* [Challenge]:
The records below should be written out again, exactly.

Stored data entries:

▼

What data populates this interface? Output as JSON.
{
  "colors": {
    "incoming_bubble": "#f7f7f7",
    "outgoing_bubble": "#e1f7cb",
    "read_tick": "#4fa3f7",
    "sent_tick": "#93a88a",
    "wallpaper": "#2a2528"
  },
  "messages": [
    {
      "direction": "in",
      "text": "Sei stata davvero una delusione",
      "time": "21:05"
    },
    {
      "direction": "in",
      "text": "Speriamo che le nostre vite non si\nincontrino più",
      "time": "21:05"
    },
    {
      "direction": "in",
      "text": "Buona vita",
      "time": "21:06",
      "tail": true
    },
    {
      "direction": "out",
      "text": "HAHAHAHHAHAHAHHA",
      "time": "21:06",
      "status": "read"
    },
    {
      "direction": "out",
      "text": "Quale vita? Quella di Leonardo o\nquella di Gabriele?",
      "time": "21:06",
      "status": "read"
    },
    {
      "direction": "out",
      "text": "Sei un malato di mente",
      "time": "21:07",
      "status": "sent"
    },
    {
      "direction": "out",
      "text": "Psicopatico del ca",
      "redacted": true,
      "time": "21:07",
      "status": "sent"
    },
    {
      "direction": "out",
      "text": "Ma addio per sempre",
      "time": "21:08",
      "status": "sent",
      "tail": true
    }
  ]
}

▲

* [Solution to this exercise]:
What data populates this interface? Output as JSON.
{
  "colors": {
    "incoming_bubble": "#f7f7f7",
    "outgoing_bubble": "#e1f7cb",
    "read_tick": "#4fa3f7",
    "sent_tick": "#93a88a",
    "wallpaper": "#2a2528"
  },
  "messages": [
    {
      "direction": "in",
      "text": "Sei stata davvero una delusione",
      "time": "21:05"
    },
    {
      "direction": "in",
      "text": "Speriamo che le nostre vite non si\nincontrino più",
      "time": "21:05"
    },
    {
      "direction": "in",
      "text": "Buona vita",
      "time": "21:06",
      "tail": true
    },
    {
      "direction": "out",
      "text": "HAHAHAHHAHAHAHHA",
      "time": "21:06",
      "status": "read"
    },
    {
      "direction": "out",
      "text": "Quale vita? Quella di Leonardo o\nquella di Gabriele?",
      "time": "21:06",
      "status": "read"
    },
    {
      "direction": "out",
      "text": "Sei un malato di mente",
      "time": "21:07",
      "status": "sent"
    },
    {
      "direction": "out",
      "text": "Psicopatico del ca",
      "redacted": true,
      "time": "21:07",
      "status": "sent"
    },
    {
      "direction": "out",
      "text": "Ma addio per sempre",
      "time": "21:08",
      "status": "sent",
      "tail": true
    }
  ]
}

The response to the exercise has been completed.